>> start Information shown

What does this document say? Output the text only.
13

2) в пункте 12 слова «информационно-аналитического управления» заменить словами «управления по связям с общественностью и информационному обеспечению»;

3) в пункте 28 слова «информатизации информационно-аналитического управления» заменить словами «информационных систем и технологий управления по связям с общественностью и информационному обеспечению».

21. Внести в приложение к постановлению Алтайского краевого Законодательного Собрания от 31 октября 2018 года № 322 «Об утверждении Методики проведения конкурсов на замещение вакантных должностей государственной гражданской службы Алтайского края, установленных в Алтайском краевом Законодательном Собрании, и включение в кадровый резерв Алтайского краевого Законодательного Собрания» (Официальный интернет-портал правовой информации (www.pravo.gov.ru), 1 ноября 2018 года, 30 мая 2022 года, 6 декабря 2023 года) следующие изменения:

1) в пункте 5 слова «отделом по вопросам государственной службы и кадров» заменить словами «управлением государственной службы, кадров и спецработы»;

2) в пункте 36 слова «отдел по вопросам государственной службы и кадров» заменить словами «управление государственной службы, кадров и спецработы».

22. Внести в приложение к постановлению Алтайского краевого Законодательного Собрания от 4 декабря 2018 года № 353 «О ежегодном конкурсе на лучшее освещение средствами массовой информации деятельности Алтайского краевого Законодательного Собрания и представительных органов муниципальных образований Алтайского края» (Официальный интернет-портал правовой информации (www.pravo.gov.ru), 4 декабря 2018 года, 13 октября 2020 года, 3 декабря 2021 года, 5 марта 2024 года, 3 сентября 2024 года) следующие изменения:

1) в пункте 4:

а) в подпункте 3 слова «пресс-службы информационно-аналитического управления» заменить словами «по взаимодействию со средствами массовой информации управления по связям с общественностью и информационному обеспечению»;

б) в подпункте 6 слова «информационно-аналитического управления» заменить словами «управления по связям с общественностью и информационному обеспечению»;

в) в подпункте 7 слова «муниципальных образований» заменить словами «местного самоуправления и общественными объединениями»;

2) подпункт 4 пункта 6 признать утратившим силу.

>> end Information shown

Exercise goal:
Exact output of every entry is required.

Result:
What does this document say? Output the text only.
13

2) в пункте 12 слова «информационно-аналитического управления» заменить словами «управления по связям с общественностью и информационному обеспечению»;

3) в пункте 28 слова «информатизации информационно-аналитического управления» заменить словами «информационных систем и технологий управления по связям с общественностью и информационному обеспечению».

21. Внести в приложение к постановлению Алтайского краевого Законодательного Собрания от 31 октября 2018 года № 322 «Об утверждении Методики проведения конкурсов на замещение вакантных должностей государственной гражданской службы Алтайского края, установленных в Алтайском краевом Законодательном Собрании, и включение в кадровый резерв Алтайского краевого Законодательного Собрания» (Официальный интернет-портал правовой информации (www.pravo.gov.ru), 1 ноября 2018 года, 30 мая 2022 года, 6 декабря 2023 года) следующие изменения:

1) в пункте 5 слова «отделом по вопросам государственной службы и кадров» заменить словами «управлением государственной службы, кадров и спецработы»;

2) в пункте 36 слова «отдел по вопросам государственной службы и кадров» заменить словами «управление государственной службы, кадров и спецработы».

22. Внести в приложение к постановлению Алтайского краевого Законодательного Собрания от 4 декабря 2018 года № 353 «О ежегодном конкурсе на лучшее освещение средствами массовой информации деятельности Алтайского краевого Законодательного Собрания и представительных органов муниципальных образований Алтайского края» (Официальный интернет-портал правовой информации (www.pravo.gov.ru), 4 декабря 2018 года, 13 октября 2020 года, 3 декабря 2021 года, 5 марта 2024 года, 3 сентября 2024 года) следующие изменения:

1) в пункте 4:

а) в подпункте 3 слова «пресс-службы информационно-аналитического управления» заменить словами «по взаимодействию со средствами массовой информации управления по связям с общественностью и информационному обеспечению»;

б) в подпункте 6 слова «информационно-аналитического управления» заменить словами «управления по связям с общественностью и информационному обеспечению»;

в) в подпункте 7 слова «муниципальных образований» заменить словами «местного самоуправления и общественными объединениями»;

2) подпункт 4 пункта 6 признать утратившим силу.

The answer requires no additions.